◆ Task requirements:
Pull out every line from the listing that has the word "проезда".

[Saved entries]
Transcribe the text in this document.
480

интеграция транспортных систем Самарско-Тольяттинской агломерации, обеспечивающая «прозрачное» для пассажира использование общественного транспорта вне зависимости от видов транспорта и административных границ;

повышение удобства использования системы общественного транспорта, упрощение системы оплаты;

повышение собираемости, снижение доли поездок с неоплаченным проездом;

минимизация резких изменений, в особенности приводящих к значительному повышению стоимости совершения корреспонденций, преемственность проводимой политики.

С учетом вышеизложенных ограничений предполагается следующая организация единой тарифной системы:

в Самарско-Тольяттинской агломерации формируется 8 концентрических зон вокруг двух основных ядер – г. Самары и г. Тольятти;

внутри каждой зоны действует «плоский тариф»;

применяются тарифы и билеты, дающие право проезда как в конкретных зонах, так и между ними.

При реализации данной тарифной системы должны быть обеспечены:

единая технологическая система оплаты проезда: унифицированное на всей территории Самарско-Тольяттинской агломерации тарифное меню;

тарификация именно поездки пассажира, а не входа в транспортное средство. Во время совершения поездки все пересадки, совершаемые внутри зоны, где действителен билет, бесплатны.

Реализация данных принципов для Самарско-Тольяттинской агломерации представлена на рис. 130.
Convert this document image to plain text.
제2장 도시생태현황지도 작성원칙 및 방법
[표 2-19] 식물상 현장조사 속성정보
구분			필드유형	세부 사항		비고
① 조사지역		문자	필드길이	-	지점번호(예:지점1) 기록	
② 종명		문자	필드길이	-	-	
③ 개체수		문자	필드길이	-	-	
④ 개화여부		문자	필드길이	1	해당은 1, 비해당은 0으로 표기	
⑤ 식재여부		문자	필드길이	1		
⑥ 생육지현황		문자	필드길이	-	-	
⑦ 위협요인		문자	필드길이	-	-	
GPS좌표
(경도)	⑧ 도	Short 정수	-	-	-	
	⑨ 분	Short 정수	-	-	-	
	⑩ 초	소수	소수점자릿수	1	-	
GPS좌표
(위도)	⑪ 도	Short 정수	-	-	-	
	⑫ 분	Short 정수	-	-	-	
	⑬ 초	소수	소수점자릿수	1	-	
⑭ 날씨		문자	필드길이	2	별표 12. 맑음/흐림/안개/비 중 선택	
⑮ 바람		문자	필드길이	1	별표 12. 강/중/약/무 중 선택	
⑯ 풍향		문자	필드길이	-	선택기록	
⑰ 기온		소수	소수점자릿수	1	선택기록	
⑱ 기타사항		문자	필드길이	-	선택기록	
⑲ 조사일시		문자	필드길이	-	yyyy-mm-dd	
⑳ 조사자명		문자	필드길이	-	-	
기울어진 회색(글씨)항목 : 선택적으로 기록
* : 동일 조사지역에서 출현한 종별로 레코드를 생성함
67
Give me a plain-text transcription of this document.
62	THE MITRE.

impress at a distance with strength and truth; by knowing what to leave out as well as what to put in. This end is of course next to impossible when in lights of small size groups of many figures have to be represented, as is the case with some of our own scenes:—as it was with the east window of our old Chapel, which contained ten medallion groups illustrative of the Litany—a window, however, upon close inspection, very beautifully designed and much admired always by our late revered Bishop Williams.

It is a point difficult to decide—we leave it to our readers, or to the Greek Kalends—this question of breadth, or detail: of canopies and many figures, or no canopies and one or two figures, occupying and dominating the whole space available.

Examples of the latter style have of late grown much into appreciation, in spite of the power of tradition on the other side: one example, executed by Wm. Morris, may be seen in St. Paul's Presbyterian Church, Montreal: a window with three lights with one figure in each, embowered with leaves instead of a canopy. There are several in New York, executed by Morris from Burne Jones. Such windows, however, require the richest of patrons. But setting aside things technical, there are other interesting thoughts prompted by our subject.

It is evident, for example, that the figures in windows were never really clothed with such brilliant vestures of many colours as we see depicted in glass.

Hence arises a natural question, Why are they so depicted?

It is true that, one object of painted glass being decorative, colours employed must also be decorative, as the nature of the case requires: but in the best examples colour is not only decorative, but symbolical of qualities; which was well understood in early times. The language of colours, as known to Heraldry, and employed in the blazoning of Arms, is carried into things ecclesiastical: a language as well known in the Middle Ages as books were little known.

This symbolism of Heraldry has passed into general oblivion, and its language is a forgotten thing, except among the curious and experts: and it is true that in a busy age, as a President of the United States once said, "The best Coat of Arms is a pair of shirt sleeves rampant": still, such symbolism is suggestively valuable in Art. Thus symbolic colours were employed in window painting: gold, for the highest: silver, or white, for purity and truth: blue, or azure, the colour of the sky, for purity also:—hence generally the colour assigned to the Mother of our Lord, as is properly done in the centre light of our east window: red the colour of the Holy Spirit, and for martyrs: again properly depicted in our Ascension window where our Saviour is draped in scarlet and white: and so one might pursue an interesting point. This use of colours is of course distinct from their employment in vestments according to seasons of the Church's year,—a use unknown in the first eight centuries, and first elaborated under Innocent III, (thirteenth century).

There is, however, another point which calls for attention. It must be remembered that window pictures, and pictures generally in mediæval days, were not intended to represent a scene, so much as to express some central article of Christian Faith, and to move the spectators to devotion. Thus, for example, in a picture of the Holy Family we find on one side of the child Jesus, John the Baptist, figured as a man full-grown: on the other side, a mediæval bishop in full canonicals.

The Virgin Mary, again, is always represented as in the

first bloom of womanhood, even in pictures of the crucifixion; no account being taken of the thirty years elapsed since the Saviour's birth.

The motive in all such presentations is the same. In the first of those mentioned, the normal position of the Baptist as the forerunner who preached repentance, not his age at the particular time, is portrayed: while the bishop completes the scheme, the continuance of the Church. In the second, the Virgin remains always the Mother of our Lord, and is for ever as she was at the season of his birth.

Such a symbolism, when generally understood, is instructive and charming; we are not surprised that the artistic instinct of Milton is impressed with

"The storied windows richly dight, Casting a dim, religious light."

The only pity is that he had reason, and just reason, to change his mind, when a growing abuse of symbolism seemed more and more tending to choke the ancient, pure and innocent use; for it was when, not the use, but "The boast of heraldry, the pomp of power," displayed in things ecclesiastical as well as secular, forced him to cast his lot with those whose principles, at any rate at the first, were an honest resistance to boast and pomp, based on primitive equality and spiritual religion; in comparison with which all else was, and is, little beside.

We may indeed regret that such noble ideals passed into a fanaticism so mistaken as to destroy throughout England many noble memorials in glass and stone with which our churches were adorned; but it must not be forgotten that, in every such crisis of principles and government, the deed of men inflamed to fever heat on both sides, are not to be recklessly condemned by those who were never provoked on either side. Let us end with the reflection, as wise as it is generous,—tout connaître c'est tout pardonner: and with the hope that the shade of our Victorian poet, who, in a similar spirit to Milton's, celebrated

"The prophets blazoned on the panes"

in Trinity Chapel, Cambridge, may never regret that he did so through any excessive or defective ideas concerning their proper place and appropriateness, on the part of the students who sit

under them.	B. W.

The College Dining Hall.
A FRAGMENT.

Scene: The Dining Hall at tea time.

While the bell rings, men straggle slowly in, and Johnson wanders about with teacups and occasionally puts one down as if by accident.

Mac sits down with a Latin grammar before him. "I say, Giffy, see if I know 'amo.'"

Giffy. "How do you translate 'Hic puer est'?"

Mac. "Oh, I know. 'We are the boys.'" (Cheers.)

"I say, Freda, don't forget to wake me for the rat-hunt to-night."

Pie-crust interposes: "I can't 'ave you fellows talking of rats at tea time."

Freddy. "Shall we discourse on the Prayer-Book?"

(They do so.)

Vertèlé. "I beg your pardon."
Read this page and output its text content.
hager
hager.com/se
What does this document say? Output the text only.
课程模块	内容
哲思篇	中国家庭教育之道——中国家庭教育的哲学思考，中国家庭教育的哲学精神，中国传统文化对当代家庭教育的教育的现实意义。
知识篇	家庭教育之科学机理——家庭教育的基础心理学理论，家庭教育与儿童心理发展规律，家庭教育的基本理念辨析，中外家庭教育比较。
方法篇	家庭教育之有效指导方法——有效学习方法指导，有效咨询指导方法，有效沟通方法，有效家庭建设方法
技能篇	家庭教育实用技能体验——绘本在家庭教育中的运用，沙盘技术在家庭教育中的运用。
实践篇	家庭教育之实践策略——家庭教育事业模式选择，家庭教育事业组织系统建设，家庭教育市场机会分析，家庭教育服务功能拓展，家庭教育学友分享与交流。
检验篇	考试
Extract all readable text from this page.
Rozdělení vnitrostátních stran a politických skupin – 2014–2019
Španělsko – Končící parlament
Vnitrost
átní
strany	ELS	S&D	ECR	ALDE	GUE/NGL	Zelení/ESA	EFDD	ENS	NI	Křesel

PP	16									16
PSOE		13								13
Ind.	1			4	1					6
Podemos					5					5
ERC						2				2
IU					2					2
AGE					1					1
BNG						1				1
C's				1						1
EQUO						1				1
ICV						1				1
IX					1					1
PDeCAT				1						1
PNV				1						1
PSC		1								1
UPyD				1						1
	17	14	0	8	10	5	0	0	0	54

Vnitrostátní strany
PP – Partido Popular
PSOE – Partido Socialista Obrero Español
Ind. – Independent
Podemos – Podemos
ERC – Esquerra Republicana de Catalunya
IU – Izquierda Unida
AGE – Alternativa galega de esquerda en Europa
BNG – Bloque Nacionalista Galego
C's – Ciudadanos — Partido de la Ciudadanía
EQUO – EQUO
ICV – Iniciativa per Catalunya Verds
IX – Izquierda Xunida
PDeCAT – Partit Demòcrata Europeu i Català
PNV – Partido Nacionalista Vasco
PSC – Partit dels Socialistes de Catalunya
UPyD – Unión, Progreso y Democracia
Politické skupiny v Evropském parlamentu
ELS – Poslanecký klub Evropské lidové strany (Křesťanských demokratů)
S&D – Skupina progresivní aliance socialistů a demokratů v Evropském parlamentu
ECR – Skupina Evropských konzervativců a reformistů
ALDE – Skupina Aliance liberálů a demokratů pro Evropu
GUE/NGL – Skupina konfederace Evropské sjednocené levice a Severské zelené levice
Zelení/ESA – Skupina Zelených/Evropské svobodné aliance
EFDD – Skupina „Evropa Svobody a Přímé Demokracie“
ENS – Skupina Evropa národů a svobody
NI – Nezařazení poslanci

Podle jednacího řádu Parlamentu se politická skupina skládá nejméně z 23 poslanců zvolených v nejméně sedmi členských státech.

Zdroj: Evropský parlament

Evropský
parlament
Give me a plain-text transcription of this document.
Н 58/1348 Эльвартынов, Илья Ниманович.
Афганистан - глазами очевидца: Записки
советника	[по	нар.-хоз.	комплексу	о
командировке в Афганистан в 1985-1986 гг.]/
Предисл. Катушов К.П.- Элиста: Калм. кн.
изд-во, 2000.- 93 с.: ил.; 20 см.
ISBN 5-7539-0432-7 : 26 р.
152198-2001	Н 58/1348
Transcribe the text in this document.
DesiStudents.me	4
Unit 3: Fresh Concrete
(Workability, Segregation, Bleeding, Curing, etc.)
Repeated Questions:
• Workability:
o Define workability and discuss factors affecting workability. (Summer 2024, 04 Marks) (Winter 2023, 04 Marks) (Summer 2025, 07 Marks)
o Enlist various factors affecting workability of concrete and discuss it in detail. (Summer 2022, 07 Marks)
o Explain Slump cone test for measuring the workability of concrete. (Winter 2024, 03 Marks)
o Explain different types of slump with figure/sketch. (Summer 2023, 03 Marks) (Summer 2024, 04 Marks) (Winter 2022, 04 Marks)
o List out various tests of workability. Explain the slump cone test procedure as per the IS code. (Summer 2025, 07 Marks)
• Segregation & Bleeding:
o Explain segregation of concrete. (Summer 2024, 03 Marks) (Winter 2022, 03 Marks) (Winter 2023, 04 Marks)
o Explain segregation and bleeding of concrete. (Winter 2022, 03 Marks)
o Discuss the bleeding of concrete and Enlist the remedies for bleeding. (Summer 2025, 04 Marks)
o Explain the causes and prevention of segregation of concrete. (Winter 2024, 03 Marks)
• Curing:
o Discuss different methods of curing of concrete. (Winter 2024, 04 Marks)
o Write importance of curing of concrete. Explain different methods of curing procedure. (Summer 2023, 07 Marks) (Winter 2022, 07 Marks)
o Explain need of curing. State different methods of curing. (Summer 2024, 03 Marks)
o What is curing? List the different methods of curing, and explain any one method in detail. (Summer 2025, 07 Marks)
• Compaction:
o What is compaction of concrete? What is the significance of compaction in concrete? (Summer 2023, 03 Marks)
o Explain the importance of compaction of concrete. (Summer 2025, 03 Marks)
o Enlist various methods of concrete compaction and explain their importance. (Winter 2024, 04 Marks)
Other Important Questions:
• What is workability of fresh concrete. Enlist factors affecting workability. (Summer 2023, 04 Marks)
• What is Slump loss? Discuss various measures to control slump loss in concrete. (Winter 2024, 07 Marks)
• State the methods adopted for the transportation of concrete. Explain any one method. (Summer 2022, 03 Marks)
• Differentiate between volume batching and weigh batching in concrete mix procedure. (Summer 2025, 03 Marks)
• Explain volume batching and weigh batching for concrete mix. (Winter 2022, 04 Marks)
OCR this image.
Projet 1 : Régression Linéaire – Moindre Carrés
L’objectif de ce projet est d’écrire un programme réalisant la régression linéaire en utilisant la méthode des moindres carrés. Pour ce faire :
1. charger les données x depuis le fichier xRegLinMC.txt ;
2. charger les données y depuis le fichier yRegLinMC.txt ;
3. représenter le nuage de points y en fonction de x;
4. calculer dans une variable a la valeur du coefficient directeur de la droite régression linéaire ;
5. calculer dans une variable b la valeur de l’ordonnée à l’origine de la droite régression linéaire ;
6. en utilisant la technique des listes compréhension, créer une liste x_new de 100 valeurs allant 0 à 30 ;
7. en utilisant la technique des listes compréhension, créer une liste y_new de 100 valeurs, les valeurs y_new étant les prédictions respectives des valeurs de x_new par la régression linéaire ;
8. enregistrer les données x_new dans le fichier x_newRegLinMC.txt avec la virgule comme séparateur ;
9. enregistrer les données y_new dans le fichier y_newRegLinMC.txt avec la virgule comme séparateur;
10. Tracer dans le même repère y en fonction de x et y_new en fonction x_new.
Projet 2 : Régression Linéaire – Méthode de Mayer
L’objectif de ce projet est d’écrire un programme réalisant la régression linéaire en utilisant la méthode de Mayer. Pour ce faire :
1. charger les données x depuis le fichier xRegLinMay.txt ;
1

◆ Task response:
применяются тарифы и билеты, дающие право проезда как в конкретных зонах, так и между ними.
единая технологическая система оплаты проезда: унифицированное на всей территории Самарско-Тольяттинской агломерации тарифное меню;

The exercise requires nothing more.